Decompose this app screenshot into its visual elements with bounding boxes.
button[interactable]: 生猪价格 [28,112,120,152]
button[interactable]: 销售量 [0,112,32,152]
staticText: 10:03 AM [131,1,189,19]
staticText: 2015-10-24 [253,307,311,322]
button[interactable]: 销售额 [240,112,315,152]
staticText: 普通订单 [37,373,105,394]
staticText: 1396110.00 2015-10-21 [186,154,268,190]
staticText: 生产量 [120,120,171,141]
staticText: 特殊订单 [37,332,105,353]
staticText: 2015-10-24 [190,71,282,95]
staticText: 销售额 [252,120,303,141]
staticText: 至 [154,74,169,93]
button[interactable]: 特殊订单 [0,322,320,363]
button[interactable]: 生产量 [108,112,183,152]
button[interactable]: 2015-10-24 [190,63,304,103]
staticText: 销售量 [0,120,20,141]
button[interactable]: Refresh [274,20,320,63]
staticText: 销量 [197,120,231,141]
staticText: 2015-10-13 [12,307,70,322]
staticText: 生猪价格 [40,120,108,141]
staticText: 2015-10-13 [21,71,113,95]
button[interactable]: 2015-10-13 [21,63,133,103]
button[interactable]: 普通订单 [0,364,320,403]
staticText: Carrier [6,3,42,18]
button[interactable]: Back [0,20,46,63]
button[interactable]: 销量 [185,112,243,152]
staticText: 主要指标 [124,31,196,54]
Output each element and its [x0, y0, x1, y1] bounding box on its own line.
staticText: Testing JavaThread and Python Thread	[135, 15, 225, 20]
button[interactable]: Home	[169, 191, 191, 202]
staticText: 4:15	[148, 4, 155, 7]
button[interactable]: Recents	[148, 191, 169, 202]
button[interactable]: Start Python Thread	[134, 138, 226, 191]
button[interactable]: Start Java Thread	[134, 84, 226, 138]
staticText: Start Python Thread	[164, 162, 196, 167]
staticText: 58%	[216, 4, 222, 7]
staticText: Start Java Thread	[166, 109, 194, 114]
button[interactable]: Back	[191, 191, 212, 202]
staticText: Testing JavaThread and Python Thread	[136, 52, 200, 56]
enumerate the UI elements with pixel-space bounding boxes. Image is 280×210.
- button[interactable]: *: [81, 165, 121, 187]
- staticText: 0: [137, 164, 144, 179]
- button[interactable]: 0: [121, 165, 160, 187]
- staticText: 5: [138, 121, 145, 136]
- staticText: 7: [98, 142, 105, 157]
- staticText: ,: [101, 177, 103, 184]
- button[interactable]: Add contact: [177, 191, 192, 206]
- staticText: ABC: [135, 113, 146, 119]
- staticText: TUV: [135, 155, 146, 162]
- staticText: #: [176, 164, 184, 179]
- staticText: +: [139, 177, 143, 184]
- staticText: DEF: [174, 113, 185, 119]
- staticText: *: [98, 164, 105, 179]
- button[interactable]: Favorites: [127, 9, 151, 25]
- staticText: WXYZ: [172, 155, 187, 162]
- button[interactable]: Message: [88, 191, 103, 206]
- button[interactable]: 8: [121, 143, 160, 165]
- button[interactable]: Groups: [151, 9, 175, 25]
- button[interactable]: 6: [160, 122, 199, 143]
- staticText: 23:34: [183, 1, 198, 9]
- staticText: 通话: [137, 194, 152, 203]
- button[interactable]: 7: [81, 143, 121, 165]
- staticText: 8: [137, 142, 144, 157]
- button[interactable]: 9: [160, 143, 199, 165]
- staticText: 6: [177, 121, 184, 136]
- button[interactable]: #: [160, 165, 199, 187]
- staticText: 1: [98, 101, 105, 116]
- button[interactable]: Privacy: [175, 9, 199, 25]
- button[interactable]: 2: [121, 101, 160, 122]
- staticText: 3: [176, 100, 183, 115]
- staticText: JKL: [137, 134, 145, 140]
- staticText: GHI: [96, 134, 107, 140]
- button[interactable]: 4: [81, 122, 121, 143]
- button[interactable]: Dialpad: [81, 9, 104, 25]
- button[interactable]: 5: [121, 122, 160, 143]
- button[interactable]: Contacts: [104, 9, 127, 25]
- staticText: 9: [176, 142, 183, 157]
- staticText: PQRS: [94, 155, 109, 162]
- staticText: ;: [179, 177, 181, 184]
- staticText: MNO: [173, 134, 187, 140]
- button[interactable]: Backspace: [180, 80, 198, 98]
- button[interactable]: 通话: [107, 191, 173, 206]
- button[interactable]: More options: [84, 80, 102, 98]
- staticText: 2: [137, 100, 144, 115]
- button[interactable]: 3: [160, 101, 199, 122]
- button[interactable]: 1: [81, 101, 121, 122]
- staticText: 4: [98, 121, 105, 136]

## Work instructions
Arrange the records, from their first line through the line containing "staticText: 生产量 [120,120,171,141]", both included, as a JSON list of strings with one string per line and no blank lines.

## Full response
[
  "Decompose this app screenshot into its visual elements with bounding boxes.",
  "button[interactable]: 生猪价格 [28,112,120,152]",
  "button[interactable]: 销售量 [0,112,32,152]",
  "staticText: 10:03 AM [131,1,189,19]",
  "staticText: 2015-10-24 [253,307,311,322]",
  "button[interactable]: 销售额 [240,112,315,152]",
  "staticText: 普通订单 [37,373,105,394]",
  "staticText: 1396110.00 2015-10-21 [186,154,268,190]",
  "staticText: 生产量 [120,120,171,141]"
]